> **STATED GOAL**
Reproduce the data exactly.

> **DATA LISTING**
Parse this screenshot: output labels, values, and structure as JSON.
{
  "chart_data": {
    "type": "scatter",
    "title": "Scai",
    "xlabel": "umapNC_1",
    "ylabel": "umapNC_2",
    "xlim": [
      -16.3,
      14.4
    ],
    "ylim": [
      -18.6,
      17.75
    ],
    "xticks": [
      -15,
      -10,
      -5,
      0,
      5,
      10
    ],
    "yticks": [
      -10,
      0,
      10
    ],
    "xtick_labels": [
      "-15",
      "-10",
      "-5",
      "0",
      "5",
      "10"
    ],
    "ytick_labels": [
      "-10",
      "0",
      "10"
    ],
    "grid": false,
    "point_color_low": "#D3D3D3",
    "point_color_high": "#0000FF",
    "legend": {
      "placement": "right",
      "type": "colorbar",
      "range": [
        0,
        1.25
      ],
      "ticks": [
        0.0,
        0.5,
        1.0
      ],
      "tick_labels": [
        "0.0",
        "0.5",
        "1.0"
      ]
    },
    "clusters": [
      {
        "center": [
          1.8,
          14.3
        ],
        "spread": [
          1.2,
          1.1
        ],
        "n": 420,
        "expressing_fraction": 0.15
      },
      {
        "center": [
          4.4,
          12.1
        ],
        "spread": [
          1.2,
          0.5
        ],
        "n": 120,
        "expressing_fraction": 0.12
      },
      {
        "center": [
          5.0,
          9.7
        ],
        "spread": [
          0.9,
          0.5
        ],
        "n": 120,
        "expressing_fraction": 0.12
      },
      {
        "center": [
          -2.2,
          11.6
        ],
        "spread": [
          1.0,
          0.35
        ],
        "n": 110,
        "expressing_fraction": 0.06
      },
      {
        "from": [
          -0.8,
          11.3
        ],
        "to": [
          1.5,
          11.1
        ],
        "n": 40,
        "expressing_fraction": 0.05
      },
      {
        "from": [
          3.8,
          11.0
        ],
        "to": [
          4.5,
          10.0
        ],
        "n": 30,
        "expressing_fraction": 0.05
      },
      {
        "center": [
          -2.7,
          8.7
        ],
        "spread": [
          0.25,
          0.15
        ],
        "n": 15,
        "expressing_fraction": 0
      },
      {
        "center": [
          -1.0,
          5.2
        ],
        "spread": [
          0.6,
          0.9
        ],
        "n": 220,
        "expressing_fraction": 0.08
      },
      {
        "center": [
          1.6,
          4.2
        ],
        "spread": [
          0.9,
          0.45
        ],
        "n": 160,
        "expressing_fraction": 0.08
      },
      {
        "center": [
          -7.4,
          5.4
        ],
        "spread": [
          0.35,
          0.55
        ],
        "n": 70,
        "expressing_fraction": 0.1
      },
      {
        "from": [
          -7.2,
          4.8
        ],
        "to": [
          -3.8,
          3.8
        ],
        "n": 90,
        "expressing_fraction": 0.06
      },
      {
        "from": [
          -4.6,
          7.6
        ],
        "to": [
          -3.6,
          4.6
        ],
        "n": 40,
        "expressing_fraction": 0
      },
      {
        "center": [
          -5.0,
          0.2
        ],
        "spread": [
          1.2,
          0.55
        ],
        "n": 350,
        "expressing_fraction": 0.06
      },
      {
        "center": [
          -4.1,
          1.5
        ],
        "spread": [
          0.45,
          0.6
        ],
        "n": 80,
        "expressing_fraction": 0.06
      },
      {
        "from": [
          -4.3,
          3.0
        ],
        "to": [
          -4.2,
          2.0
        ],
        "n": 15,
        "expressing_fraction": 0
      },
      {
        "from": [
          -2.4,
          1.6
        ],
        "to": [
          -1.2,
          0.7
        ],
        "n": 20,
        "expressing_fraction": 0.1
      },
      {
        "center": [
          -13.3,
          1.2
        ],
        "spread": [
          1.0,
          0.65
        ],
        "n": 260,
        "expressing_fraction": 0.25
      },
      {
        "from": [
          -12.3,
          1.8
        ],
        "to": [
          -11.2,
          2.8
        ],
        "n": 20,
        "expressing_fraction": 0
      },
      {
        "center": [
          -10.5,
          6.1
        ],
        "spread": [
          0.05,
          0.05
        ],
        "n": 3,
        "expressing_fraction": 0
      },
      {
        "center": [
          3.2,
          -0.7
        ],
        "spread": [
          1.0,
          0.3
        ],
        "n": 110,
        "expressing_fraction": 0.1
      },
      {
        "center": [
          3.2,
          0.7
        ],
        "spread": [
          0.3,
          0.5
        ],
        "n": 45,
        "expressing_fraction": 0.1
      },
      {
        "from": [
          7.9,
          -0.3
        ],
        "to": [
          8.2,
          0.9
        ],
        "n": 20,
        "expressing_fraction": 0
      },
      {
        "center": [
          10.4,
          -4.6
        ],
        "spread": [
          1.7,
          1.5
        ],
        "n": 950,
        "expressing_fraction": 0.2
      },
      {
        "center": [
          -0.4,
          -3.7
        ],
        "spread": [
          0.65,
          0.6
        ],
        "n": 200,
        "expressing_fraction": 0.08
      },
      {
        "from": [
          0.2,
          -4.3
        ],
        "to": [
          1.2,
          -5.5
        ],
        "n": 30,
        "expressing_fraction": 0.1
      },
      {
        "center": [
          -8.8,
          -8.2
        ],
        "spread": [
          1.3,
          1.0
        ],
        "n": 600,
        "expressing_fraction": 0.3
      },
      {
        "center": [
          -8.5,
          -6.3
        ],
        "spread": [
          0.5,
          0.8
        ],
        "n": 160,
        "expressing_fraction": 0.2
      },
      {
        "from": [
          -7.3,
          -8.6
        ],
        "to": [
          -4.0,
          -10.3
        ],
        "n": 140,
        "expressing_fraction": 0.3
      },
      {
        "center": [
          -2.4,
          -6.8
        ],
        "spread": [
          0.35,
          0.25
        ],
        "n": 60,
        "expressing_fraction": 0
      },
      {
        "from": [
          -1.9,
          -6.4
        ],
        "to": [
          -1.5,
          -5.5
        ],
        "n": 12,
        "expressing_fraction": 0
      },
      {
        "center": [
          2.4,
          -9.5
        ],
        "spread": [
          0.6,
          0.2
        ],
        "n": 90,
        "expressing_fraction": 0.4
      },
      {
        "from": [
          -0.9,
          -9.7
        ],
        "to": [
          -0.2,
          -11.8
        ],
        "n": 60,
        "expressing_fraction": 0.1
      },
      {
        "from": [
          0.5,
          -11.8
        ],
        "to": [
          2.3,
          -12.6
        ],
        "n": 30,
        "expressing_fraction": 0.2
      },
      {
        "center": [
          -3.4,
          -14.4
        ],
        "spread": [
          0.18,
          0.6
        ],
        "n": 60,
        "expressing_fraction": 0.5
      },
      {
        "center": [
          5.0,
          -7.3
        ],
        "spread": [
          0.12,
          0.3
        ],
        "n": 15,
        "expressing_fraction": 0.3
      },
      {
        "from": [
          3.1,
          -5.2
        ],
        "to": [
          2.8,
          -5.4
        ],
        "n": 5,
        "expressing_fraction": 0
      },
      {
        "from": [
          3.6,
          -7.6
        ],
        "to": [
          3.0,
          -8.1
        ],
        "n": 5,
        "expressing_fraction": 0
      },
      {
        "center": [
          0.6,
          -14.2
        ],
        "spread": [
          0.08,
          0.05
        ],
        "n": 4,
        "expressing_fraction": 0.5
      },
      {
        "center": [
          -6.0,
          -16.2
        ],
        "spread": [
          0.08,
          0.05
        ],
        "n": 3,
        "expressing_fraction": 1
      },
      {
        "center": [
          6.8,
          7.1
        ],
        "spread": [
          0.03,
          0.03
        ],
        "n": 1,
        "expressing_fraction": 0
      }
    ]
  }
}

> **PROBLEM SOLUTION**
Parse this screenshot: output labels, values, and structure as JSON.
{
  "chart_data": {
    "type": "scatter",
    "title": "Scai",
    "xlabel": "umapNC_1",
    "ylabel": "umapNC_2",
    "xlim": [
      -16.3,
      14.4
    ],
    "ylim": [
      -18.6,
      17.75
    ],
    "xticks": [
      -15,
      -10,
      -5,
      0,
      5,
      10
    ],
    "yticks": [
      -10,
      0,
      10
    ],
    "xtick_labels": [
      "-15",
      "-10",
      "-5",
      "0",
      "5",
      "10"
    ],
    "ytick_labels": [
      "-10",
      "0",
      "10"
    ],
    "grid": false,
    "point_color_low": "#D3D3D3",
    "point_color_high": "#0000FF",
    "legend": {
      "placement": "right",
      "type": "colorbar",
      "range": [
        0,
        1.25
      ],
      "ticks": [
        0.0,
        0.5,
        1.0
      ],
      "tick_labels": [
        "0.0",
        "0.5",
        "1.0"
      ]
    },
    "clusters": [
      {
        "center": [
          1.8,
          14.3
        ],
        "spread": [
          1.2,
          1.1
        ],
        "n": 420,
        "expressing_fraction": 0.15
      },
      {
        "center": [
          4.4,
          12.1
        ],
        "spread": [
          1.2,
          0.5
        ],
        "n": 120,
        "expressing_fraction": 0.12
      },
      {
        "center": [
          5.0,
          9.7
        ],
        "spread": [
          0.9,
          0.5
        ],
        "n": 120,
        "expressing_fraction": 0.12
      },
      {
        "center": [
          -2.2,
          11.6
        ],
        "spread": [
          1.0,
          0.35
        ],
        "n": 110,
        "expressing_fraction": 0.06
      },
      {
        "from": [
          -0.8,
          11.3
        ],
        "to": [
          1.5,
          11.1
        ],
        "n": 40,
        "expressing_fraction": 0.05
      },
      {
        "from": [
          3.8,
          11.0
        ],
        "to": [
          4.5,
          10.0
        ],
        "n": 30,
        "expressing_fraction": 0.05
      },
      {
        "center": [
          -2.7,
          8.7
        ],
        "spread": [
          0.25,
          0.15
        ],
        "n": 15,
        "expressing_fraction": 0
      },
      {
        "center": [
          -1.0,
          5.2
        ],
        "spread": [
          0.6,
          0.9
        ],
        "n": 220,
        "expressing_fraction": 0.08
      },
      {
        "center": [
          1.6,
          4.2
        ],
        "spread": [
          0.9,
          0.45
        ],
        "n": 160,
        "expressing_fraction": 0.08
      },
      {
        "center": [
          -7.4,
          5.4
        ],
        "spread": [
          0.35,
          0.55
        ],
        "n": 70,
        "expressing_fraction": 0.1
      },
      {
        "from": [
          -7.2,
          4.8
        ],
        "to": [
          -3.8,
          3.8
        ],
        "n": 90,
        "expressing_fraction": 0.06
      },
      {
        "from": [
          -4.6,
          7.6
        ],
        "to": [
          -3.6,
          4.6
        ],
        "n": 40,
        "expressing_fraction": 0
      },
      {
        "center": [
          -5.0,
          0.2
        ],
        "spread": [
          1.2,
          0.55
        ],
        "n": 350,
        "expressing_fraction": 0.06
      },
      {
        "center": [
          -4.1,
          1.5
        ],
        "spread": [
          0.45,
          0.6
        ],
        "n": 80,
        "expressing_fraction": 0.06
      },
      {
        "from": [
          -4.3,
          3.0
        ],
        "to": [
          -4.2,
          2.0
        ],
        "n": 15,
        "expressing_fraction": 0
      },
      {
        "from": [
          -2.4,
          1.6
        ],
        "to": [
          -1.2,
          0.7
        ],
        "n": 20,
        "expressing_fraction": 0.1
      },
      {
        "center": [
          -13.3,
          1.2
        ],
        "spread": [
          1.0,
          0.65
        ],
        "n": 260,
        "expressing_fraction": 0.25
      },
      {
        "from": [
          -12.3,
          1.8
        ],
        "to": [
          -11.2,
          2.8
        ],
        "n": 20,
        "expressing_fraction": 0
      },
      {
        "center": [
          -10.5,
          6.1
        ],
        "spread": [
          0.05,
          0.05
        ],
        "n": 3,
        "expressing_fraction": 0
      },
      {
        "center": [
          3.2,
          -0.7
        ],
        "spread": [
          1.0,
          0.3
        ],
        "n": 110,
        "expressing_fraction": 0.1
      },
      {
        "center": [
          3.2,
          0.7
        ],
        "spread": [
          0.3,
          0.5
        ],
        "n": 45,
        "expressing_fraction": 0.1
      },
      {
        "from": [
          7.9,
          -0.3
        ],
        "to": [
          8.2,
          0.9
        ],
        "n": 20,
        "expressing_fraction": 0
      },
      {
        "center": [
          10.4,
          -4.6
        ],
        "spread": [
          1.7,
          1.5
        ],
        "n": 950,
        "expressing_fraction": 0.2
      },
      {
        "center": [
          -0.4,
          -3.7
        ],
        "spread": [
          0.65,
          0.6
        ],
        "n": 200,
        "expressing_fraction": 0.08
      },
      {
        "from": [
          0.2,
          -4.3
        ],
        "to": [
          1.2,
          -5.5
        ],
        "n": 30,
        "expressing_fraction": 0.1
      },
      {
        "center": [
          -8.8,
          -8.2
        ],
        "spread": [
          1.3,
          1.0
        ],
        "n": 600,
        "expressing_fraction": 0.3
      },
      {
        "center": [
          -8.5,
          -6.3
        ],
        "spread": [
          0.5,
          0.8
        ],
        "n": 160,
        "expressing_fraction": 0.2
      },
      {
        "from": [
          -7.3,
          -8.6
        ],
        "to": [
          -4.0,
          -10.3
        ],
        "n": 140,
        "expressing_fraction": 0.3
      },
      {
        "center": [
          -2.4,
          -6.8
        ],
        "spread": [
          0.35,
          0.25
        ],
        "n": 60,
        "expressing_fraction": 0
      },
      {
        "from": [
          -1.9,
          -6.4
        ],
        "to": [
          -1.5,
          -5.5
        ],
        "n": 12,
        "expressing_fraction": 0
      },
      {
        "center": [
          2.4,
          -9.5
        ],
        "spread": [
          0.6,
          0.2
        ],
        "n": 90,
        "expressing_fraction": 0.4
      },
      {
        "from": [
          -0.9,
          -9.7
        ],
        "to": [
          -0.2,
          -11.8
        ],
        "n": 60,
        "expressing_fraction": 0.1
      },
      {
        "from": [
          0.5,
          -11.8
        ],
        "to": [
          2.3,
          -12.6
        ],
        "n": 30,
        "expressing_fraction": 0.2
      },
      {
        "center": [
          -3.4,
          -14.4
        ],
        "spread": [
          0.18,
          0.6
        ],
        "n": 60,
        "expressing_fraction": 0.5
      },
      {
        "center": [
          5.0,
          -7.3
        ],
        "spread": [
          0.12,
          0.3
        ],
        "n": 15,
        "expressing_fraction": 0.3
      },
      {
        "from": [
          3.1,
          -5.2
        ],
        "to": [
          2.8,
          -5.4
        ],
        "n": 5,
        "expressing_fraction": 0
      },
      {
        "from": [
          3.6,
          -7.6
        ],
        "to": [
          3.0,
          -8.1
        ],
        "n": 5,
        "expressing_fraction": 0
      },
      {
        "center": [
          0.6,
          -14.2
        ],
        "spread": [
          0.08,
          0.05
        ],
        "n": 4,
        "expressing_fraction": 0.5
      },
      {
        "center": [
          -6.0,
          -16.2
        ],
        "spread": [
          0.08,
          0.05
        ],
        "n": 3,
        "expressing_fraction": 1
      },
      {
        "center": [
          6.8,
          7.1
        ],
        "spread": [
          0.03,
          0.03
        ],
        "n": 1,
        "expressing_fraction": 0
      }
    ]
  }
}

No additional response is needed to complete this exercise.